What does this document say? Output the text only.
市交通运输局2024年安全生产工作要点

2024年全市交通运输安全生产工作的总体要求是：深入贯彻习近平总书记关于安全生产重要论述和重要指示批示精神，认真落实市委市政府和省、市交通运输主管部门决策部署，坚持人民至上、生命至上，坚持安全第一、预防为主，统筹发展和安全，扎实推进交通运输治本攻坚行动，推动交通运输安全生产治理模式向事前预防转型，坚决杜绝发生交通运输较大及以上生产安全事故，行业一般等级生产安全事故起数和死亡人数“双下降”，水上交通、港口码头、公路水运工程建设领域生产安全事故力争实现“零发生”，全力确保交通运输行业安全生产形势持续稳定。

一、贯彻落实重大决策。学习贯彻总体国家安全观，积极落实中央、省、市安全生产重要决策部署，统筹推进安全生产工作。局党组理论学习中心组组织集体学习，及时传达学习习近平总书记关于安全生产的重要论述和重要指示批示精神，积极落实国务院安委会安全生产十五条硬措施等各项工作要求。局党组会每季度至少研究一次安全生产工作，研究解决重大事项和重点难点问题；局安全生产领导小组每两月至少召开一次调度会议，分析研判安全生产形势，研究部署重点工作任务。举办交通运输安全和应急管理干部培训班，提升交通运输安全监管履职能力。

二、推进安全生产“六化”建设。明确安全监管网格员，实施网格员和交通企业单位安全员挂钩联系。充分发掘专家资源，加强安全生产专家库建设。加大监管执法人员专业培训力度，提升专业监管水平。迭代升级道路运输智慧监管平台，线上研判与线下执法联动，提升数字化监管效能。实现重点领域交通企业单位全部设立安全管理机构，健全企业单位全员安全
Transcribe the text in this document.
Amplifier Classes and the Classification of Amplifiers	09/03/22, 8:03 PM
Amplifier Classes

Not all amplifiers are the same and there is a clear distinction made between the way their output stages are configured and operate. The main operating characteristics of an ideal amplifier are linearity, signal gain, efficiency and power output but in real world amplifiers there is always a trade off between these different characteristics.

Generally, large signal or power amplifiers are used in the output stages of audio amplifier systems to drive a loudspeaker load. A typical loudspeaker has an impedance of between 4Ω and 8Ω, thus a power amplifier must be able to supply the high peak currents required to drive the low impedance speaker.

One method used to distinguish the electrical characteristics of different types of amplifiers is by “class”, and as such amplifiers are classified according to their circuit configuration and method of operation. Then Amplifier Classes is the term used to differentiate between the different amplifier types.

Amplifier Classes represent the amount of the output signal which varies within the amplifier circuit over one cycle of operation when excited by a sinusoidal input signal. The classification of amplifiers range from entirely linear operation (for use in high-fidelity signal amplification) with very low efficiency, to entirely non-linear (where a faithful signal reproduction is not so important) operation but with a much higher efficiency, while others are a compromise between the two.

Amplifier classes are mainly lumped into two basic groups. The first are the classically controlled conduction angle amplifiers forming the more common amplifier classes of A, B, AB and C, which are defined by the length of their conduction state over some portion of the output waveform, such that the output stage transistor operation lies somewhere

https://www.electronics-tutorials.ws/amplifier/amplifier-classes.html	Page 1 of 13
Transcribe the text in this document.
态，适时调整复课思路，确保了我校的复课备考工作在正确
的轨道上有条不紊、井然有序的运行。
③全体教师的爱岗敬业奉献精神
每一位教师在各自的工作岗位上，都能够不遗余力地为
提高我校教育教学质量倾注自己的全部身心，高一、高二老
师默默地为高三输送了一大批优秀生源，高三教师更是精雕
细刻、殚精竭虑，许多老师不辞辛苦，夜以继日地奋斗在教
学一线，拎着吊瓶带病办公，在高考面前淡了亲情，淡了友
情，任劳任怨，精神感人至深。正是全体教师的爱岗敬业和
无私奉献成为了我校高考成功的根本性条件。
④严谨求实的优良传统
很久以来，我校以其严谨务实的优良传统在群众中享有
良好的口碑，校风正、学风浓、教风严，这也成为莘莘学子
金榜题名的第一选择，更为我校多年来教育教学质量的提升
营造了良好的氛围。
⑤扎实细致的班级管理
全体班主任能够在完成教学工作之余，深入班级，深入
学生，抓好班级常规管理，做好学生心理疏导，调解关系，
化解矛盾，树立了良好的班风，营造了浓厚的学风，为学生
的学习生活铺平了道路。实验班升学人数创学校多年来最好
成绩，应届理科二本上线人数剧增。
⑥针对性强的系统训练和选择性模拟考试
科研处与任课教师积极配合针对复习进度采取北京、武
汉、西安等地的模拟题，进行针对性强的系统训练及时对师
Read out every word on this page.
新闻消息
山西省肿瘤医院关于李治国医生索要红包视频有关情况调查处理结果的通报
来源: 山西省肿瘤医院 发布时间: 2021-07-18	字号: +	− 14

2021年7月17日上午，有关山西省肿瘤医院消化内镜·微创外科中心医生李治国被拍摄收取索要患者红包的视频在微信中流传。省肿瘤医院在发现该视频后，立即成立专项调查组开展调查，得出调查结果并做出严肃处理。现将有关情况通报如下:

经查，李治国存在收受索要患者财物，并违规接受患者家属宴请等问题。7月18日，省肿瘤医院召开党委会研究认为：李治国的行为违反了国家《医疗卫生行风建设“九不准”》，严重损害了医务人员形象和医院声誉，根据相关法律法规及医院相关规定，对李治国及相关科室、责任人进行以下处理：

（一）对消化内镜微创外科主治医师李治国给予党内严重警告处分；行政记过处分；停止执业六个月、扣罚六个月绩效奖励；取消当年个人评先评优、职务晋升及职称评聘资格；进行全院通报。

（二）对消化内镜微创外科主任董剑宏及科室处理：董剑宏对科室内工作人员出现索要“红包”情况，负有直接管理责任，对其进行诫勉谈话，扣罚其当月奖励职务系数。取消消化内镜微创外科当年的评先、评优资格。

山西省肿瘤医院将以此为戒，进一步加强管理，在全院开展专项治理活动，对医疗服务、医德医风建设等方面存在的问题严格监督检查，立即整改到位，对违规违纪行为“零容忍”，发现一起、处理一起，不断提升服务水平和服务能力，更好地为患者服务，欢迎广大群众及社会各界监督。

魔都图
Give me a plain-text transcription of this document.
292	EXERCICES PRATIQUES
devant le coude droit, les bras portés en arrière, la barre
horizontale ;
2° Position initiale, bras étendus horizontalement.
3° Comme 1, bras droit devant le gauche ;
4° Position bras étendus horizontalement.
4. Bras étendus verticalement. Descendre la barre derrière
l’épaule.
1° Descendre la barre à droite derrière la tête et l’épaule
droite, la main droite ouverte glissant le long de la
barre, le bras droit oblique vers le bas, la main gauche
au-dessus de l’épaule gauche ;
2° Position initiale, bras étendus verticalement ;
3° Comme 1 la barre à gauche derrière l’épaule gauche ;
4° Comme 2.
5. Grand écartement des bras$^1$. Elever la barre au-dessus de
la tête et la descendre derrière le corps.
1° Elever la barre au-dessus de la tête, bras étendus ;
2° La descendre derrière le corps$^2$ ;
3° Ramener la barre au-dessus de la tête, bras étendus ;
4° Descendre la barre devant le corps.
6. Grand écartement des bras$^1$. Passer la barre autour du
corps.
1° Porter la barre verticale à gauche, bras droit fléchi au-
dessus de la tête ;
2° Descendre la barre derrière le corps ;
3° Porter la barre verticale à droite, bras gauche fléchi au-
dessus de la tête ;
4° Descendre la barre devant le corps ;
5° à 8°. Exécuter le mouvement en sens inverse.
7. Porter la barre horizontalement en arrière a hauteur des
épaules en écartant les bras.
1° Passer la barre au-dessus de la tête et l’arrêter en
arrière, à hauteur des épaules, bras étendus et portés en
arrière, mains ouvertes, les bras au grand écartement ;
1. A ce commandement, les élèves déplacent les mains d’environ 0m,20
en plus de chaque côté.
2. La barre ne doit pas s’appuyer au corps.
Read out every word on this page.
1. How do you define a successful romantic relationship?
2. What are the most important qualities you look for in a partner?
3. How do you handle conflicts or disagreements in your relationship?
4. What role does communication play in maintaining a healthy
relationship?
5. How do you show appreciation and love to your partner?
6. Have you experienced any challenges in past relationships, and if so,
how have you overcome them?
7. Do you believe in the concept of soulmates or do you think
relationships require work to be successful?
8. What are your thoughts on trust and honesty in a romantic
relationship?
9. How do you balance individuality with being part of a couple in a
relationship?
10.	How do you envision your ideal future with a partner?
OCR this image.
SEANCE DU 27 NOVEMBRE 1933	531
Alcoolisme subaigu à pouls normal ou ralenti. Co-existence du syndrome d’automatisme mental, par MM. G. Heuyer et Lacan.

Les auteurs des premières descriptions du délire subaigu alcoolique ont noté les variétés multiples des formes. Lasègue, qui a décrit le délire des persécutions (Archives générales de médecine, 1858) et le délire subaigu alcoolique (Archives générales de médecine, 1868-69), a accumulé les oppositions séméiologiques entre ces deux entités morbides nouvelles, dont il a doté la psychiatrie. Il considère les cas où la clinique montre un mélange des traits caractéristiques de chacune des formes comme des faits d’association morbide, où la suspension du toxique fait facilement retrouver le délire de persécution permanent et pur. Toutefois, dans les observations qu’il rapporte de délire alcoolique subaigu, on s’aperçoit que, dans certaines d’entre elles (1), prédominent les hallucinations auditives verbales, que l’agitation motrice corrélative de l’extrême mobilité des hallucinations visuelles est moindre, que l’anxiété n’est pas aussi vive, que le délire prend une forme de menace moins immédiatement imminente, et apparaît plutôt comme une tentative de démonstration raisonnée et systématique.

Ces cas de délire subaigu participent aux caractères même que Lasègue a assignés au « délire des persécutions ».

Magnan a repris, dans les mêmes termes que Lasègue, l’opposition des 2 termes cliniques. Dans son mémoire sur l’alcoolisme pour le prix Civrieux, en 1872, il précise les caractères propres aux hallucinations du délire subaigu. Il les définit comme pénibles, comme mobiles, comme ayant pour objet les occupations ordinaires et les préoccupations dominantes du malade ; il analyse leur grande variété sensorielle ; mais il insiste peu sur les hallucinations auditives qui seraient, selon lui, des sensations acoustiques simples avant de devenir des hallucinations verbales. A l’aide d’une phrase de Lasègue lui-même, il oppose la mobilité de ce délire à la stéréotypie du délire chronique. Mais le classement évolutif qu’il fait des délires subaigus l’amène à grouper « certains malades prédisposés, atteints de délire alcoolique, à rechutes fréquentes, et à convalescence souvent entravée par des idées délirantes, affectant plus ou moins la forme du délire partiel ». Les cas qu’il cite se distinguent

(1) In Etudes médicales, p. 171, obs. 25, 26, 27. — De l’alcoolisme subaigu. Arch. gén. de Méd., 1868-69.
○ ○ ○ ○
**GOAL OF THE EXERCISE:**
Gather all lines from the listing above in which "initiale" occurs.

**THE RESULT:**
2° Position initiale, bras étendus horizontalement.
2° Position initiale, bras étendus verticalement ;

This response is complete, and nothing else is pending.